— BEGIN Records provided —

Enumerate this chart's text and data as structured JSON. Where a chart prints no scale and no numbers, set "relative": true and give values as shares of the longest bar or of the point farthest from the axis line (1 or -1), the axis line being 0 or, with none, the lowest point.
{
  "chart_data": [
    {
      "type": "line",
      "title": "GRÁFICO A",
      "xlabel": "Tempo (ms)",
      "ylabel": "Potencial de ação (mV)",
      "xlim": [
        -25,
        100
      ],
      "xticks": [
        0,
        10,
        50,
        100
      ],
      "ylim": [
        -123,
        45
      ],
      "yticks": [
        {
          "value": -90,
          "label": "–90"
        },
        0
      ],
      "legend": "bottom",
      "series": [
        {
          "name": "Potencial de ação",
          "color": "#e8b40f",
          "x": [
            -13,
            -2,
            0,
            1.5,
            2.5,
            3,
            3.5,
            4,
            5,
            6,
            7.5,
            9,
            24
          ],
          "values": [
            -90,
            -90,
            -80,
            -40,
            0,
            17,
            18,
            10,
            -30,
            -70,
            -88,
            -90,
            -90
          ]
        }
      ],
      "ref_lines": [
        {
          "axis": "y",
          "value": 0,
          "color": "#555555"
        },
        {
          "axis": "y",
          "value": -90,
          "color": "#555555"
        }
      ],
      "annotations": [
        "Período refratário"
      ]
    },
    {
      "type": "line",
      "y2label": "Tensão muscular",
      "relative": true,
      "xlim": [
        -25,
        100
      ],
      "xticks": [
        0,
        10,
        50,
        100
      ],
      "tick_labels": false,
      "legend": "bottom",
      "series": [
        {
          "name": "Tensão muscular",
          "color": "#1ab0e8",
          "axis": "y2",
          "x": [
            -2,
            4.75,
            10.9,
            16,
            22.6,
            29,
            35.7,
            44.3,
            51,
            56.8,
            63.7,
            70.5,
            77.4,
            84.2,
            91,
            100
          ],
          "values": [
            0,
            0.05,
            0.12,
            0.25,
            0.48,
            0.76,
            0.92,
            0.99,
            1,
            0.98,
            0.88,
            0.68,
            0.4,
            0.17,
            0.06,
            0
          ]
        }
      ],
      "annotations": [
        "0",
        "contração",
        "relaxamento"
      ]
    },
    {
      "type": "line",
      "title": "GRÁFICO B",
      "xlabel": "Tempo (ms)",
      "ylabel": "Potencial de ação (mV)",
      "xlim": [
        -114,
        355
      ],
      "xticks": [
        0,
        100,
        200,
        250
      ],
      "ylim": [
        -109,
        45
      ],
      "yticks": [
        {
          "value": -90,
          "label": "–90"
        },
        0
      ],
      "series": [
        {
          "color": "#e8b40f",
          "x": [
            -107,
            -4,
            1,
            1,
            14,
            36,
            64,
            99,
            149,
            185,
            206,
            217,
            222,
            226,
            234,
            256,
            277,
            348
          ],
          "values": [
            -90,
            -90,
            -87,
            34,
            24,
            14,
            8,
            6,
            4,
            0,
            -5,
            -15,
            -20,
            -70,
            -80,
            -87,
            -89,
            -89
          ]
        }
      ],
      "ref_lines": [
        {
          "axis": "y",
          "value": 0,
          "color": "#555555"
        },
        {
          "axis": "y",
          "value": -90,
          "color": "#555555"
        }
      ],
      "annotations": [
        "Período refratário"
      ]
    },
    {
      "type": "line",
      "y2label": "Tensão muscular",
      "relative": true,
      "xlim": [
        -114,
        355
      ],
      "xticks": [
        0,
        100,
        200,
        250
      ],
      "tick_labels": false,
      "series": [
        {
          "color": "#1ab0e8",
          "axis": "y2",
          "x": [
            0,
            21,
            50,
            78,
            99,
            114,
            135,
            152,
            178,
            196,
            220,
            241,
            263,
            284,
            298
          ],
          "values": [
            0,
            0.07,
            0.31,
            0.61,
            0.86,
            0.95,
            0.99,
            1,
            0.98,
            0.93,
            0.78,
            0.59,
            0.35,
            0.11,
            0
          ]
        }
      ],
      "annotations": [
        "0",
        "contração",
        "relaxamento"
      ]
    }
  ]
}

— END Records provided —

- [What needs to be done] Each line of the material must be restated exactly.

- [Exercise result]
Enumerate this chart's text and data as structured JSON. Where a chart prints no scale and no numbers, set "relative": true and give values as shares of the longest bar or of the point farthest from the axis line (1 or -1), the axis line being 0 or, with none, the lowest point.
{
  "chart_data": [
    {
      "type": "line",
      "title": "GRÁFICO A",
      "xlabel": "Tempo (ms)",
      "ylabel": "Potencial de ação (mV)",
      "xlim": [
        -25,
        100
      ],
      "xticks": [
        0,
        10,
        50,
        100
      ],
      "ylim": [
        -123,
        45
      ],
      "yticks": [
        {
          "value": -90,
          "label": "–90"
        },
        0
      ],
      "legend": "bottom",
      "series": [
        {
          "name": "Potencial de ação",
          "color": "#e8b40f",
          "x": [
            -13,
            -2,
            0,
            1.5,
            2.5,
            3,
            3.5,
            4,
            5,
            6,
            7.5,
            9,
            24
          ],
          "values": [
            -90,
            -90,
            -80,
            -40,
            0,
            17,
            18,
            10,
            -30,
            -70,
            -88,
            -90,
            -90
          ]
        }
      ],
      "ref_lines": [
        {
          "axis": "y",
          "value": 0,
          "color": "#555555"
        },
        {
          "axis": "y",
          "value": -90,
          "color": "#555555"
        }
      ],
      "annotations": [
        "Período refratário"
      ]
    },
    {
      "type": "line",
      "y2label": "Tensão muscular",
      "relative": true,
      "xlim": [
        -25,
        100
      ],
      "xticks": [
        0,
        10,
        50,
        100
      ],
      "tick_labels": false,
      "legend": "bottom",
      "series": [
        {
          "name": "Tensão muscular",
          "color": "#1ab0e8",
          "axis": "y2",
          "x": [
            -2,
            4.75,
            10.9,
            16,
            22.6,
            29,
            35.7,
            44.3,
            51,
            56.8,
            63.7,
            70.5,
            77.4,
            84.2,
            91,
            100
          ],
          "values": [
            0,
            0.05,
            0.12,
            0.25,
            0.48,
            0.76,
            0.92,
            0.99,
            1,
            0.98,
            0.88,
            0.68,
            0.4,
            0.17,
            0.06,
            0
          ]
        }
      ],
      "annotations": [
        "0",
        "contração",
        "relaxamento"
      ]
    },
    {
      "type": "line",
      "title": "GRÁFICO B",
      "xlabel": "Tempo (ms)",
      "ylabel": "Potencial de ação (mV)",
      "xlim": [
        -114,
        355
      ],
      "xticks": [
        0,
        100,
        200,
        250
      ],
      "ylim": [
        -109,
        45
      ],
      "yticks": [
        {
          "value": -90,
          "label": "–90"
        },
        0
      ],
      "series": [
        {
          "color": "#e8b40f",
          "x": [
            -107,
            -4,
            1,
            1,
            14,
            36,
            64,
            99,
            149,
            185,
            206,
            217,
            222,
            226,
            234,
            256,
            277,
            348
          ],
          "values": [
            -90,
            -90,
            -87,
            34,
            24,
            14,
            8,
            6,
            4,
            0,
            -5,
            -15,
            -20,
            -70,
            -80,
            -87,
            -89,
            -89
          ]
        }
      ],
      "ref_lines": [
        {
          "axis": "y",
          "value": 0,
          "color": "#555555"
        },
        {
          "axis": "y",
          "value": -90,
          "color": "#555555"
        }
      ],
      "annotations": [
        "Período refratário"
      ]
    },
    {
      "type": "line",
      "y2label": "Tensão muscular",
      "relative": true,
      "xlim": [
        -114,
        355
      ],
      "xticks": [
        0,
        100,
        200,
        250
      ],
      "tick_labels": false,
      "series": [
        {
          "color": "#1ab0e8",
          "axis": "y2",
          "x": [
            0,
            21,
            50,
            78,
            99,
            114,
            135,
            152,
            178,
            196,
            220,
            241,
            263,
            284,
            298
          ],
          "values": [
            0,
            0.07,
            0.31,
            0.61,
            0.86,
            0.95,
            0.99,
            1,
            0.98,
            0.93,
            0.78,
            0.59,
            0.35,
            0.11,
            0
          ]
        }
      ],
      "annotations": [
        "0",
        "contração",
        "relaxamento"
      ]
    }
  ]
}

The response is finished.